● **YOUR TASK**
Do not copy the pictures; transcribe all other material exactly.

Records that describe figures:
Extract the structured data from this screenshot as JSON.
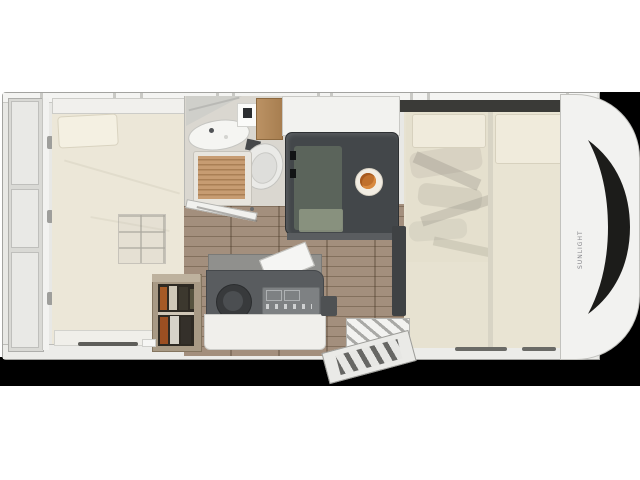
{
  "brand": {
    "vertical_text": "SUNLIGHT"
  },
  "palette": {
    "backdrop": "#000000",
    "body": "#e8e8e5",
    "bed": "#ece7d8",
    "bathfloor": "#dad7d0",
    "slat": "#c79c72",
    "slatgap": "#aa7f55",
    "wood": "#9c8773",
    "table": "#43474a",
    "bench": "#6f7b69",
    "plate": "#f2ede3",
    "food": "#c0702c",
    "counter": "#595c5f",
    "stove": "#7e8183",
    "frontbed": "#e7e2d1",
    "windshield": "#1c1c1a"
  }
}
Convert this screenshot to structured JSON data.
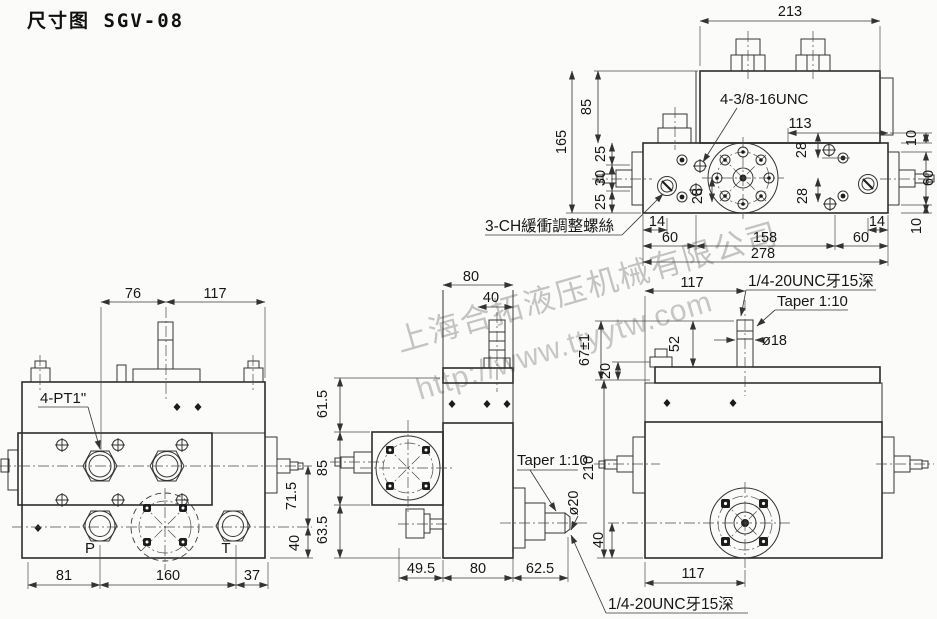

● **SOLUTION TO THE EXERCISE**
Extract the structured data from this screenshot as JSON.
{
  "brand": {
    "vertical_text": "SUNLIGHT"
  },
  "palette": {
    "backdrop": "#000000",
    "body": "#e8e8e5",
    "bed": "#ece7d8",
    "bathfloor": "#dad7d0",
    "slat": "#c79c72",
    "slatgap": "#aa7f55",
    "wood": "#9c8773",
    "table": "#43474a",
    "bench": "#6f7b69",
    "plate": "#f2ede3",
    "food": "#c0702c",
    "counter": "#595c5f",
    "stove": "#7e8183",
    "frontbed": "#e7e2d1",
    "windshield": "#1c1c1a"
  }
}
Convert this screenshot to structured JSON data.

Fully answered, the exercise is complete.